Stated task> Tally how many lines of these entries hold the string "normal". Return the number alone.
○ ○ ○ ○ ○
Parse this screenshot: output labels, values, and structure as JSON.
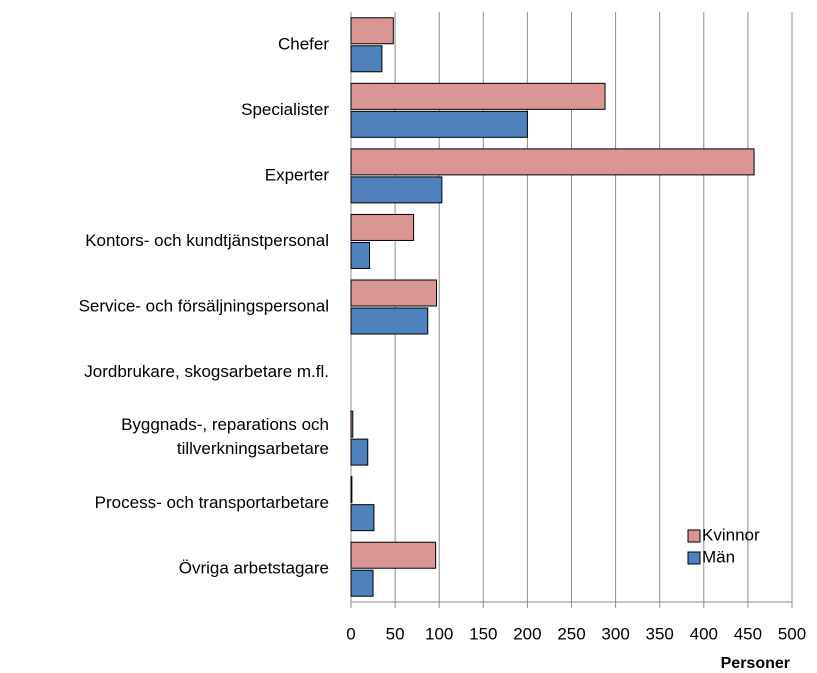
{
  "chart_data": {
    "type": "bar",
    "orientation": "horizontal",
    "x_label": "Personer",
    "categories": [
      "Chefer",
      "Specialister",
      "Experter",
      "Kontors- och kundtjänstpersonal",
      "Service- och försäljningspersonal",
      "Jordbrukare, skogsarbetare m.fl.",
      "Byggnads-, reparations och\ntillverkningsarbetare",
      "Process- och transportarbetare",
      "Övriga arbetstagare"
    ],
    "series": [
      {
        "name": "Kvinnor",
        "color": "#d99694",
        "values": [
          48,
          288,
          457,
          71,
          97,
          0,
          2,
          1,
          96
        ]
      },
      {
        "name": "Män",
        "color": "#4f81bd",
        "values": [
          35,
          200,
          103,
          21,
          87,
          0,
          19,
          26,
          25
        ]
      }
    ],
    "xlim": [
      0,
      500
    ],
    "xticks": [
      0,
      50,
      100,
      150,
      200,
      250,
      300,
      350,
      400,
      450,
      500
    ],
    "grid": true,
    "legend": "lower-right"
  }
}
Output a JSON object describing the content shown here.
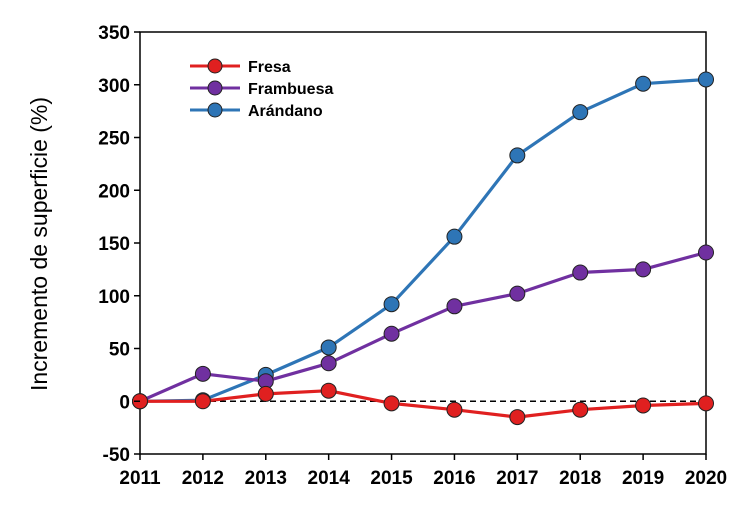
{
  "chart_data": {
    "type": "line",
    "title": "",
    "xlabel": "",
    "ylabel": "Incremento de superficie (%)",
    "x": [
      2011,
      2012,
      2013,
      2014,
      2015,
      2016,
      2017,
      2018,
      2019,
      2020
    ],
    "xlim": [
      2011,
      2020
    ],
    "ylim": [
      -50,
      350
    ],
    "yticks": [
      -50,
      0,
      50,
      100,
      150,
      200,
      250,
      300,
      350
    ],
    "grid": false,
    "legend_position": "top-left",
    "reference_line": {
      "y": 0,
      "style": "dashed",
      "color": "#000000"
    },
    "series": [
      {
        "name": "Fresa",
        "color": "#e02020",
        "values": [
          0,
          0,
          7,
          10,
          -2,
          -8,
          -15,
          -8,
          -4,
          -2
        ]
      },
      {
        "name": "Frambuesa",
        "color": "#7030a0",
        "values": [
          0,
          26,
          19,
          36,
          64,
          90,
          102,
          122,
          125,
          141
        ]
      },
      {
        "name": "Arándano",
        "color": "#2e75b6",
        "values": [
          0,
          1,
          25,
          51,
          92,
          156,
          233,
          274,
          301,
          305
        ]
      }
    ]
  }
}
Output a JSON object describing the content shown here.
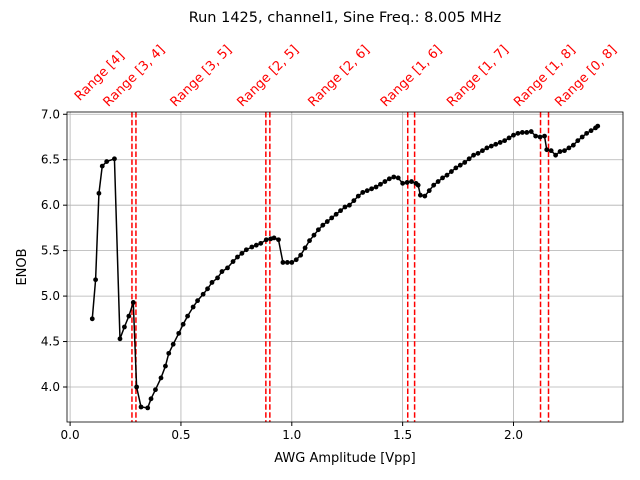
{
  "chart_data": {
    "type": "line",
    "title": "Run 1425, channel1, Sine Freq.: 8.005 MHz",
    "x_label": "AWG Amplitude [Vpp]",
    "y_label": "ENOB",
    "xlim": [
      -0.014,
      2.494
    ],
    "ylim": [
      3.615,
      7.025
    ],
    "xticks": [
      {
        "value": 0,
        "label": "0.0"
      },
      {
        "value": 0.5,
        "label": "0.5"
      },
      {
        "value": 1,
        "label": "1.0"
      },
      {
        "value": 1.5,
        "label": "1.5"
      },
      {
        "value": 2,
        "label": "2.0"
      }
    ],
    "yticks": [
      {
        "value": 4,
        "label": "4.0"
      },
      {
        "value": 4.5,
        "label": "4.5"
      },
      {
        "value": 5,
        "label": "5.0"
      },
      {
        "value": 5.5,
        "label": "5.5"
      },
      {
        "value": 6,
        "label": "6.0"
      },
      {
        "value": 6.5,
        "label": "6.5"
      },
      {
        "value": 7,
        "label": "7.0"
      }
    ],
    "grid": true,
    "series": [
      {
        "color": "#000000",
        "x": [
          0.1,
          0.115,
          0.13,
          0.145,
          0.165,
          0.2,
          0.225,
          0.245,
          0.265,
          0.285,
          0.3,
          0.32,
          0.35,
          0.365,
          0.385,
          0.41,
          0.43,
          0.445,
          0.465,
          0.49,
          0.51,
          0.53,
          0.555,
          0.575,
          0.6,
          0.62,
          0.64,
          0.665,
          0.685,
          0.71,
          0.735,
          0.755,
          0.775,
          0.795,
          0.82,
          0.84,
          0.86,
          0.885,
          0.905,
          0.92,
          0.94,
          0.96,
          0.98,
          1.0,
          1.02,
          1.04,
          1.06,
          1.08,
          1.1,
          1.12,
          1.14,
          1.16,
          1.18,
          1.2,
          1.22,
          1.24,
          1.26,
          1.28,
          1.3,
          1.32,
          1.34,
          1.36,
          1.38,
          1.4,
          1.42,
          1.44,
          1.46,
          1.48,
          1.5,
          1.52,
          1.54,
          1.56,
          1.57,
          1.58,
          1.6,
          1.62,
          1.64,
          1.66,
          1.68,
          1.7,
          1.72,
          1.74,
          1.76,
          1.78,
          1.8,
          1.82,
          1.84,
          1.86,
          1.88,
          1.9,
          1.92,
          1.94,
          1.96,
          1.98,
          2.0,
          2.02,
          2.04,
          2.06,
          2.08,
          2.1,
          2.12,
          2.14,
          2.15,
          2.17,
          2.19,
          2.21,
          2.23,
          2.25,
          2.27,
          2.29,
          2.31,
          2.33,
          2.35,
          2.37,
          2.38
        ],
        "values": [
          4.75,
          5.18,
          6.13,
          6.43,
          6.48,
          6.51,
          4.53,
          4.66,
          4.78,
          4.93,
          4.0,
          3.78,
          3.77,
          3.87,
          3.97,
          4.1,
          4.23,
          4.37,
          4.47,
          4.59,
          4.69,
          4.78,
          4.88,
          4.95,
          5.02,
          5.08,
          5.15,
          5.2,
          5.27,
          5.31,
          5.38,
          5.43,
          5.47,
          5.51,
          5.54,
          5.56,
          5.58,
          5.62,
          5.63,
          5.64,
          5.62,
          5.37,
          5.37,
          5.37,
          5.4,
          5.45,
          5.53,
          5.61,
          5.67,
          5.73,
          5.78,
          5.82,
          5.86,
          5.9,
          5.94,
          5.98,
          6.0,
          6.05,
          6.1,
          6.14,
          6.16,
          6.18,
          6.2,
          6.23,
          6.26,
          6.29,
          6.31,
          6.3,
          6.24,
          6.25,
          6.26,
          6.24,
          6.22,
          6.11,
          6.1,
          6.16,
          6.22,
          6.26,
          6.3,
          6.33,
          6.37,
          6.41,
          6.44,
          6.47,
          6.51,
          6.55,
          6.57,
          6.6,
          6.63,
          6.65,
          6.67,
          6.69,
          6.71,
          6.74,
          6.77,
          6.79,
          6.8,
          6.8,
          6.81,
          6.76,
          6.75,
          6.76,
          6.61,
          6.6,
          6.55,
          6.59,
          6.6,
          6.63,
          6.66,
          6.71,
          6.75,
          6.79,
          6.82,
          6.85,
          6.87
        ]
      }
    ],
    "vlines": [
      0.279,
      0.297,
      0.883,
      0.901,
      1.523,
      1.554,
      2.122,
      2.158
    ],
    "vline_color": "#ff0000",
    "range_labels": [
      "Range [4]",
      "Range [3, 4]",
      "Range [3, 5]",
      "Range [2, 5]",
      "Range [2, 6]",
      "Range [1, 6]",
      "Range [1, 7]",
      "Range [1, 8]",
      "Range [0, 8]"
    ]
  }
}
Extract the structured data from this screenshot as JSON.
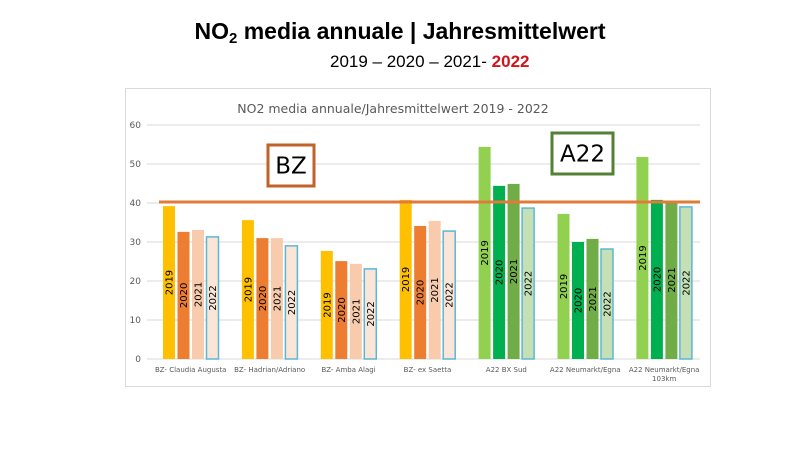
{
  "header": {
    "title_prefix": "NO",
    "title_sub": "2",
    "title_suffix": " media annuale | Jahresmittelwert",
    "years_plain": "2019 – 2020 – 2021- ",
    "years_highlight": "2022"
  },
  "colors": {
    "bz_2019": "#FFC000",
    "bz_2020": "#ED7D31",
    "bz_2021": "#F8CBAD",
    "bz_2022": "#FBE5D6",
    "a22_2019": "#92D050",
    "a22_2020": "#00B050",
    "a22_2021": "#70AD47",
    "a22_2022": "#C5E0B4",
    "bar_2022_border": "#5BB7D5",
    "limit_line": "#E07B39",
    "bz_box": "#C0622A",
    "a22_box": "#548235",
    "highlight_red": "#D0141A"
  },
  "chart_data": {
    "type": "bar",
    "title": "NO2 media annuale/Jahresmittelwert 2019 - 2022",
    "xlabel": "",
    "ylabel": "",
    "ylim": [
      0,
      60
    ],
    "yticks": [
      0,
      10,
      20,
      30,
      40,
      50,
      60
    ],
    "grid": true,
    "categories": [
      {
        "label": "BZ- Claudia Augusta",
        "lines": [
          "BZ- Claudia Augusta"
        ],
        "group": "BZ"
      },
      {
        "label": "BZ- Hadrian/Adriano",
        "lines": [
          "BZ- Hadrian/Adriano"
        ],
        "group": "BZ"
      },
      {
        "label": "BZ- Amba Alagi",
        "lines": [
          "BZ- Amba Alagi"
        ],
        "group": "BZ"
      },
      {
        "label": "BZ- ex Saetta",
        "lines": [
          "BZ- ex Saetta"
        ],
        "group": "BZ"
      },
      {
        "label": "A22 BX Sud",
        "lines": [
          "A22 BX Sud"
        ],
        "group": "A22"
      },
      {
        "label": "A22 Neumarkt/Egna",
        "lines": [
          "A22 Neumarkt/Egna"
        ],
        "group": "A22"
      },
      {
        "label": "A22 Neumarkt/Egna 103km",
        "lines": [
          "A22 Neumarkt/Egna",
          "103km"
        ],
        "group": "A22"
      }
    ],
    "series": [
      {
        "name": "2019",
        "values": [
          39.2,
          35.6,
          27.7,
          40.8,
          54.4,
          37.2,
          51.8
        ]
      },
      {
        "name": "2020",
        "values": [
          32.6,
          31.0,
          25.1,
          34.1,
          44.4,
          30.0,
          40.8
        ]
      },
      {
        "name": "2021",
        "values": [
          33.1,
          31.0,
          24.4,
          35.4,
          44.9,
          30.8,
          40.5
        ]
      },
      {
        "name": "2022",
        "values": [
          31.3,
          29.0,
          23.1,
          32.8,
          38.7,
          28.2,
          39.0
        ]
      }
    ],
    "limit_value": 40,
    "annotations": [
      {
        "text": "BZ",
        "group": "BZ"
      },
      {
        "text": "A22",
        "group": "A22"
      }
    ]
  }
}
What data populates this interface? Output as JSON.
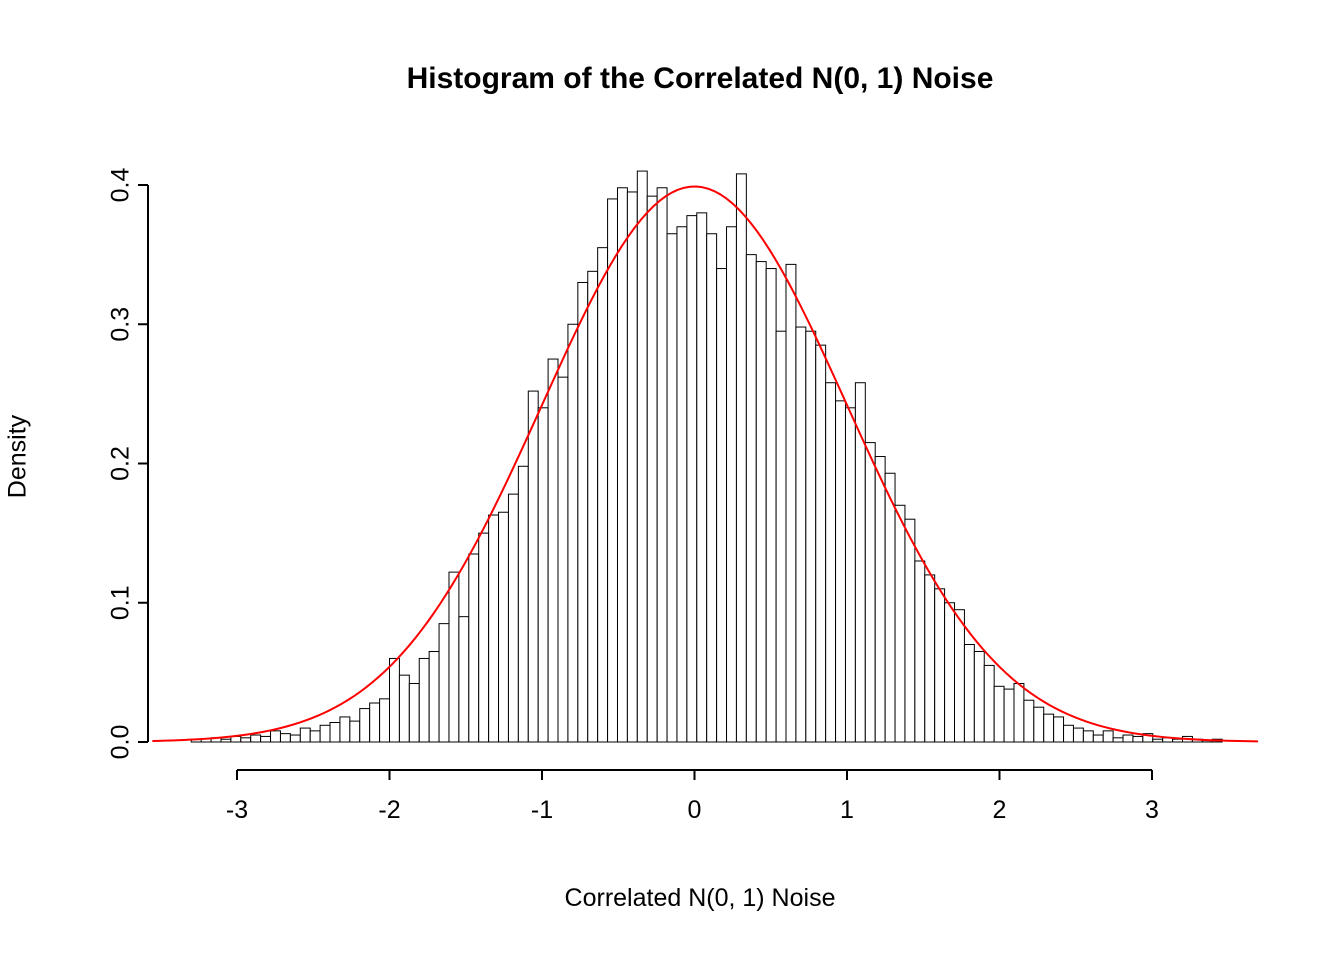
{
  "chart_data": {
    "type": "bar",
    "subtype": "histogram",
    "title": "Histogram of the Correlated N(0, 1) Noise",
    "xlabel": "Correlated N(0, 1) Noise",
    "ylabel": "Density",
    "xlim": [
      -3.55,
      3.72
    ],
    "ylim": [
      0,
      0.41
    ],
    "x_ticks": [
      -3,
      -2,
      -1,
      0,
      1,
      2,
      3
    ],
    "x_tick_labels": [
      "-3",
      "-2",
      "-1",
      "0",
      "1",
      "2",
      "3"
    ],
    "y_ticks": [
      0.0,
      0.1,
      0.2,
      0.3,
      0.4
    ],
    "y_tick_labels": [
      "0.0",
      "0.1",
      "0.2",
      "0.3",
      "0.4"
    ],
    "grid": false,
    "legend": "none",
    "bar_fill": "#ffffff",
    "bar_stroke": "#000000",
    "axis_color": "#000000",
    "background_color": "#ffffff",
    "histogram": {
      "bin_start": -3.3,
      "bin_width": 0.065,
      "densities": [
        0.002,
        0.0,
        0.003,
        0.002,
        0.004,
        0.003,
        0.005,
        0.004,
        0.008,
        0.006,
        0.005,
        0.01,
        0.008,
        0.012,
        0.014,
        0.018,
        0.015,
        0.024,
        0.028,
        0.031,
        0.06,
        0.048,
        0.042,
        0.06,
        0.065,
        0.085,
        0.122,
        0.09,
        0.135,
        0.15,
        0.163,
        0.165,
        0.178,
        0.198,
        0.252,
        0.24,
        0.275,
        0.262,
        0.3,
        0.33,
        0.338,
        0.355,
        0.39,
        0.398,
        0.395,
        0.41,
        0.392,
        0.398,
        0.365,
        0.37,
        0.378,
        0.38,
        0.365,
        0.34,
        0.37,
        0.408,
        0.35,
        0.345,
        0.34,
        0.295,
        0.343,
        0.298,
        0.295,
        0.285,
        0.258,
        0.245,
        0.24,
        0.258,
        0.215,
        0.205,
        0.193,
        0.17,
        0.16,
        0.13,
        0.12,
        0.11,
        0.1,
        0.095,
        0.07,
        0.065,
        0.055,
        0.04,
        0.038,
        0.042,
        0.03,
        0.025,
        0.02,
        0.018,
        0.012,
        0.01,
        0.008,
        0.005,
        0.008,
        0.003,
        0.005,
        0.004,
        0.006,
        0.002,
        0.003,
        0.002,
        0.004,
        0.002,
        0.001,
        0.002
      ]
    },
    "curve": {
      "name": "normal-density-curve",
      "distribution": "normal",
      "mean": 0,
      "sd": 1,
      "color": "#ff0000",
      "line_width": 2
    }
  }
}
○ ○ ○ ○ ○
Result for this task> 2